AIM OF THE TASK ▸ Determine the number of lines where "background" occurs and reply with that number by itself.

++++ PROVIDED MATERIAL

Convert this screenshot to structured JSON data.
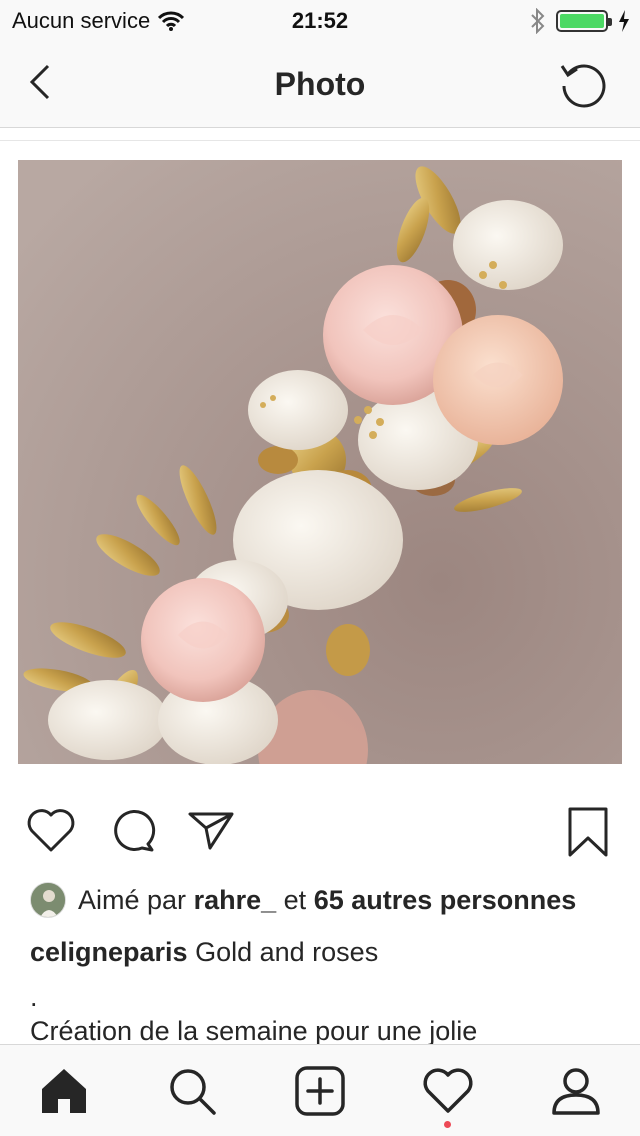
{
  "status_bar": {
    "carrier": "Aucun service",
    "time": "21:52",
    "battery_level": 1.0
  },
  "nav": {
    "title": "Photo"
  },
  "post": {
    "likes": {
      "prefix": "Aimé par",
      "user": "rahre_",
      "connector": "et",
      "others": "65 autres personnes"
    },
    "caption": {
      "user": "celigneparis",
      "text": "Gold and roses",
      "line2": ".",
      "line3": "Création de la semaine pour une jolie"
    }
  },
  "colors": {
    "text": "#262626",
    "background": "#ffffff",
    "bar": "#f9f9f9",
    "notification": "#ed4956",
    "battery": "#4cd964"
  },
  "icons": {
    "back": "chevron-left-icon",
    "refresh": "refresh-icon",
    "like": "heart-icon",
    "comment": "comment-icon",
    "share": "send-icon",
    "save": "bookmark-icon",
    "home": "home-icon",
    "search": "search-icon",
    "add": "plus-square-icon",
    "activity": "heart-icon",
    "profile": "profile-icon"
  }
}
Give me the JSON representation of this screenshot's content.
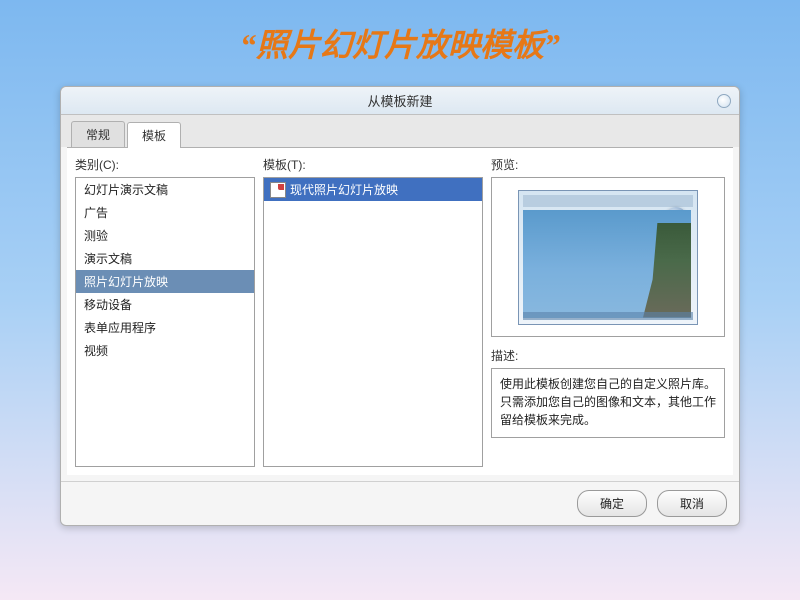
{
  "page_title": "“照片幻灯片放映模板”",
  "dialog": {
    "title": "从模板新建",
    "tabs": [
      {
        "label": "常规",
        "active": false
      },
      {
        "label": "模板",
        "active": true
      }
    ],
    "category_label": "类别(C):",
    "categories": [
      {
        "label": "幻灯片演示文稿",
        "selected": false
      },
      {
        "label": "广告",
        "selected": false
      },
      {
        "label": "测验",
        "selected": false
      },
      {
        "label": "演示文稿",
        "selected": false
      },
      {
        "label": "照片幻灯片放映",
        "selected": true
      },
      {
        "label": "移动设备",
        "selected": false
      },
      {
        "label": "表单应用程序",
        "selected": false
      },
      {
        "label": "视频",
        "selected": false
      }
    ],
    "template_label": "模板(T):",
    "templates": [
      {
        "label": "现代照片幻灯片放映",
        "selected": true
      }
    ],
    "preview_label": "预览:",
    "description_label": "描述:",
    "description_text": "使用此模板创建您自己的自定义照片库。只需添加您自己的图像和文本，其他工作留给模板来完成。",
    "buttons": {
      "ok": "确定",
      "cancel": "取消"
    }
  }
}
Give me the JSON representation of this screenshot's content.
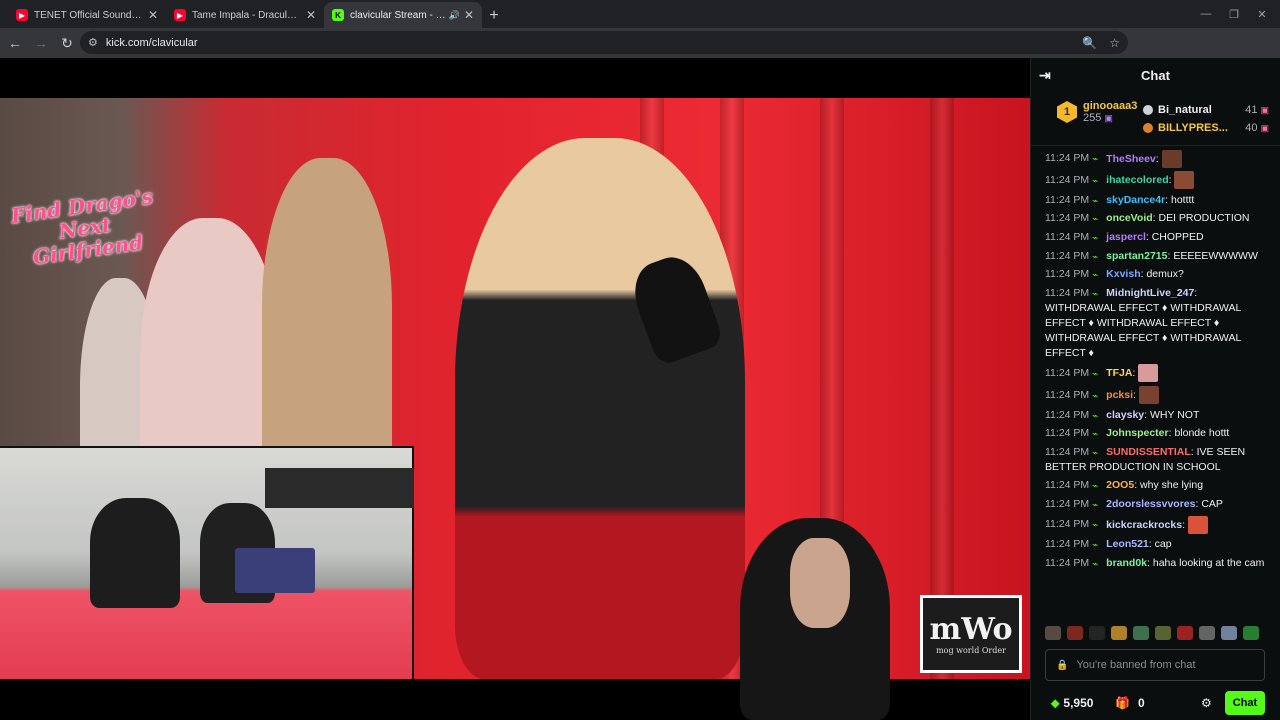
{
  "browser": {
    "tabs": [
      {
        "title": "TENET Official Soundtrack | FUL",
        "favicon": "youtube-icon"
      },
      {
        "title": "Tame Impala - Dracula (Official",
        "favicon": "youtube-icon"
      },
      {
        "title": "clavicular Stream - Watch Li",
        "favicon": "kick-icon",
        "active": true
      }
    ],
    "url": "kick.com/clavicular"
  },
  "video": {
    "overlay_badge": "Find Drago's Next Girlfriend",
    "logo_big": "mWo",
    "logo_small": "mog world Order"
  },
  "chat": {
    "title": "Chat",
    "top_gifters": [
      {
        "rank": "1",
        "name": "ginooaaa3",
        "count": "255"
      },
      {
        "name": "Bi_natural",
        "count": "41"
      },
      {
        "name": "BILLYPRES...",
        "count": "40"
      }
    ],
    "messages": [
      {
        "time": "11:24 PM",
        "user": "TheSheev",
        "text": "",
        "color": "#b57cff",
        "emote": "#6b3b2a"
      },
      {
        "time": "11:24 PM",
        "user": "ihatecolored",
        "text": "",
        "color": "#38d9a9",
        "emote": "#8a4b35"
      },
      {
        "time": "11:24 PM",
        "user": "skyDance4r",
        "text": "hotttt",
        "color": "#3ec1ff"
      },
      {
        "time": "11:24 PM",
        "user": "onceVoid",
        "text": "DEI PRODUCTION",
        "color": "#9ff089"
      },
      {
        "time": "11:24 PM",
        "user": "jaspercl",
        "text": "CHOPPED",
        "color": "#b57cff"
      },
      {
        "time": "11:24 PM",
        "user": "spartan2715",
        "text": "EEEEEWWWWW",
        "color": "#7cf2a0"
      },
      {
        "time": "11:24 PM",
        "user": "Kxvish",
        "text": "demux?",
        "color": "#7ea6ff"
      },
      {
        "time": "11:24 PM",
        "user": "MidnightLive_247",
        "text": "WITHDRAWAL EFFECT ♦ WITHDRAWAL EFFECT ♦ WITHDRAWAL EFFECT ♦ WITHDRAWAL EFFECT ♦ WITHDRAWAL EFFECT ♦",
        "color": "#c8d6ff"
      },
      {
        "time": "11:24 PM",
        "user": "TFJA",
        "text": "",
        "color": "#ffd54a",
        "emote": "#d99a9a"
      },
      {
        "time": "11:24 PM",
        "user": "pcksi",
        "text": "",
        "color": "#ff8a3d",
        "emote": "#7a4030"
      },
      {
        "time": "11:24 PM",
        "user": "claysky",
        "text": "WHY NOT",
        "color": "#d0d0ff"
      },
      {
        "time": "11:24 PM",
        "user": "Johnspecter",
        "text": "blonde hottt",
        "color": "#9ff089"
      },
      {
        "time": "11:24 PM",
        "user": "SUNDISSENTIAL",
        "text": "IVE SEEN BETTER PRODUCTION IN SCHOOL",
        "color": "#ff6b6b"
      },
      {
        "time": "11:24 PM",
        "user": "2OO5",
        "text": "why she lying",
        "color": "#ffb14a"
      },
      {
        "time": "11:24 PM",
        "user": "2doorslessvvores",
        "text": "CAP",
        "color": "#a8b8ff"
      },
      {
        "time": "11:24 PM",
        "user": "kickcrackrocks",
        "text": "",
        "color": "#c8d6ff",
        "emote": "#d9533a"
      },
      {
        "time": "11:24 PM",
        "user": "Leon521",
        "text": "cap",
        "color": "#a8b8ff"
      },
      {
        "time": "11:24 PM",
        "user": "brand0k",
        "text": "haha looking at the cam",
        "color": "#7cf2a0"
      }
    ],
    "input_placeholder": "You're banned from chat",
    "points": "5,950",
    "count": "0",
    "chat_button": "Chat"
  },
  "colors": {
    "kick_green": "#53fc18",
    "chrome_dark": "#202124",
    "chat_bg": "#0b0e0f"
  }
}
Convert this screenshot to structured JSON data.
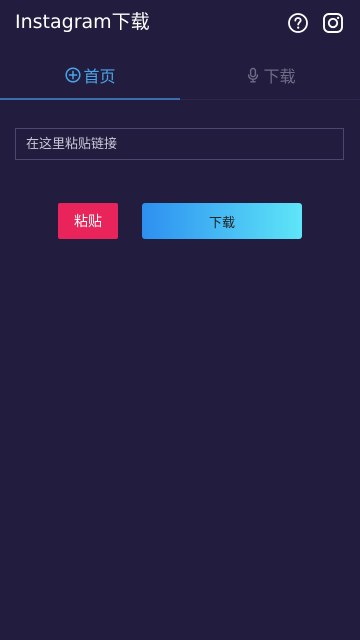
{
  "app_bar": {
    "title": "Instagram下载",
    "icons": [
      "help-circle-icon",
      "instagram-icon"
    ]
  },
  "tabs": [
    {
      "label": "首页",
      "icon": "plus-circle-icon",
      "selected": true
    },
    {
      "label": "下载",
      "icon": "microphone-icon",
      "selected": false
    }
  ],
  "link_input": {
    "value": "",
    "placeholder": "在这里粘贴链接"
  },
  "actions": {
    "paste_label": "粘贴",
    "download_label": "下载"
  },
  "colors": {
    "background": "#221d3e",
    "tab_active": "#4aa3e8",
    "tab_inactive": "#6f6c86",
    "paste_button": "#e8245a",
    "download_gradient_start": "#2d8ff0",
    "download_gradient_end": "#5ee6f8"
  }
}
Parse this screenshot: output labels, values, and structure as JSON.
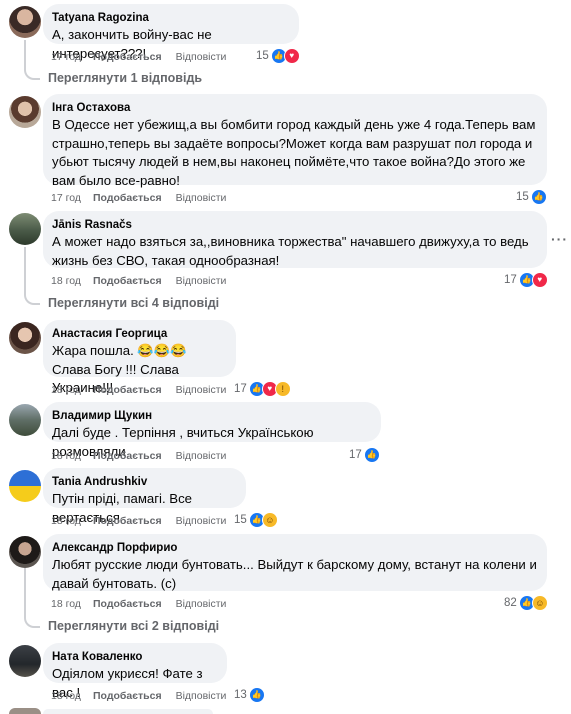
{
  "comments": [
    {
      "author": "Tatyana Ragozina",
      "text": "А, закончить войну-вас не интересует???!",
      "time": "17 год",
      "like_label": "Подобається",
      "reply_label": "Відповісти",
      "reactions": "15",
      "icons": [
        "like-icon",
        "love-icon"
      ]
    },
    {
      "author": "Інга Остахова",
      "text": "В Одессе нет убежищ,а вы бомбити город каждый день уже 4 года.Теперь вам страшно,теперь вы задаёте вопросы?Может когда вам разрушат пол города и убьют тысячу людей в нем,вы наконец поймёте,что такое война?До этого же вам было все-равно!",
      "time": "17 год",
      "like_label": "Подобається",
      "reply_label": "Відповісти",
      "reactions": "15",
      "icons": [
        "like-icon"
      ]
    },
    {
      "author": "Jānis Rasnačs",
      "text": "А может надо взяться за,,виновника торжества\" начавшего движуху,а то ведь жизнь без СВО, такая однообразная!",
      "time": "18 год",
      "like_label": "Подобається",
      "reply_label": "Відповісти",
      "reactions": "17",
      "icons": [
        "like-icon",
        "love-icon"
      ]
    },
    {
      "author": "Анастасия Георгица",
      "text": "Жара пошла. 😂😂😂\nСлава Богу !!! Слава Украине!!!",
      "time": "18 год",
      "like_label": "Подобається",
      "reply_label": "Відповісти",
      "reactions": "17",
      "icons": [
        "like-icon",
        "love-icon",
        "wow-icon"
      ]
    },
    {
      "author": "Владимир Щукин",
      "text": "Далі буде . Терпіння , вчиться Українською розмовляли",
      "time": "18 год",
      "like_label": "Подобається",
      "reply_label": "Відповісти",
      "reactions": "17",
      "icons": [
        "like-icon"
      ]
    },
    {
      "author": "Tania Andrushkiv",
      "text": "Путін пріді, памагі. Все вертається",
      "time": "18 год",
      "like_label": "Подобається",
      "reply_label": "Відповісти",
      "reactions": "15",
      "icons": [
        "like-icon",
        "haha-icon"
      ]
    },
    {
      "author": "Александр Порфирио",
      "text": "Любят русские люди бунтовать... Выйдут к барскому дому, встанут на колени и давай бунтовать. (с)",
      "time": "18 год",
      "like_label": "Подобається",
      "reply_label": "Відповісти",
      "reactions": "82",
      "icons": [
        "like-icon",
        "haha-icon"
      ]
    },
    {
      "author": "Ната Коваленко",
      "text": "Одіялом укриєся! Фате з вас !",
      "time": "18 год",
      "like_label": "Подобається",
      "reply_label": "Відповісти",
      "reactions": "13",
      "icons": [
        "like-icon"
      ]
    }
  ],
  "reply_links": {
    "r1": "Переглянути 1 відповідь",
    "r3": "Переглянути всі 4 відповіді",
    "r7": "Переглянути всі 2 відповіді"
  },
  "more_options": "···",
  "colors": {
    "bubble": "#f0f2f5",
    "meta": "#65676b",
    "like": "#1877f2",
    "love": "#f02849",
    "haha": "#f7b928"
  }
}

++++++++

RESPONSE ▸ 2